#### Work required
Reproduce the material in full, unchanged.

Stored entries
====
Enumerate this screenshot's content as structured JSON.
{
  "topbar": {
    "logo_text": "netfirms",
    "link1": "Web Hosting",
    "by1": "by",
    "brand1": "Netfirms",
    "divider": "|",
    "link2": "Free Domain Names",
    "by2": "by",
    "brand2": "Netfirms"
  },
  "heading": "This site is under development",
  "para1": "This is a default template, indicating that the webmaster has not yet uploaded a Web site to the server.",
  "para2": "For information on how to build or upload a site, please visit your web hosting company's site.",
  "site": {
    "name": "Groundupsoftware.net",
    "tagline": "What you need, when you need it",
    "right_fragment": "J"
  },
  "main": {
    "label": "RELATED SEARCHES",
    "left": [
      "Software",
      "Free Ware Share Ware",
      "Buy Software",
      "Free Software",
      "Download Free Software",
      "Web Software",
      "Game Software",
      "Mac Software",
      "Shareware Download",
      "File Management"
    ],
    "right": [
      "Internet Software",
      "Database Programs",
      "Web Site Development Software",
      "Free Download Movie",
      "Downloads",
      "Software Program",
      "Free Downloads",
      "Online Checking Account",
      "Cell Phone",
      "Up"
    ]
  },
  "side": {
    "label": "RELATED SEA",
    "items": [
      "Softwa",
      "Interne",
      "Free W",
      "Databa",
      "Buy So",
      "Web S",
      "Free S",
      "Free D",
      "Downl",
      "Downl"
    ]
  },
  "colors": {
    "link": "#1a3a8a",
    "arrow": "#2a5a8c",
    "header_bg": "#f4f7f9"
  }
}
====
#### Task response
Enumerate this screenshot's content as structured JSON.
{
  "topbar": {
    "logo_text": "netfirms",
    "link1": "Web Hosting",
    "by1": "by",
    "brand1": "Netfirms",
    "divider": "|",
    "link2": "Free Domain Names",
    "by2": "by",
    "brand2": "Netfirms"
  },
  "heading": "This site is under development",
  "para1": "This is a default template, indicating that the webmaster has not yet uploaded a Web site to the server.",
  "para2": "For information on how to build or upload a site, please visit your web hosting company's site.",
  "site": {
    "name": "Groundupsoftware.net",
    "tagline": "What you need, when you need it",
    "right_fragment": "J"
  },
  "main": {
    "label": "RELATED SEARCHES",
    "left": [
      "Software",
      "Free Ware Share Ware",
      "Buy Software",
      "Free Software",
      "Download Free Software",
      "Web Software",
      "Game Software",
      "Mac Software",
      "Shareware Download",
      "File Management"
    ],
    "right": [
      "Internet Software",
      "Database Programs",
      "Web Site Development Software",
      "Free Download Movie",
      "Downloads",
      "Software Program",
      "Free Downloads",
      "Online Checking Account",
      "Cell Phone",
      "Up"
    ]
  },
  "side": {
    "label": "RELATED SEA",
    "items": [
      "Softwa",
      "Interne",
      "Free W",
      "Databa",
      "Buy So",
      "Web S",
      "Free S",
      "Free D",
      "Downl",
      "Downl"
    ]
  },
  "colors": {
    "link": "#1a3a8a",
    "arrow": "#2a5a8c",
    "header_bg": "#f4f7f9"
  }
}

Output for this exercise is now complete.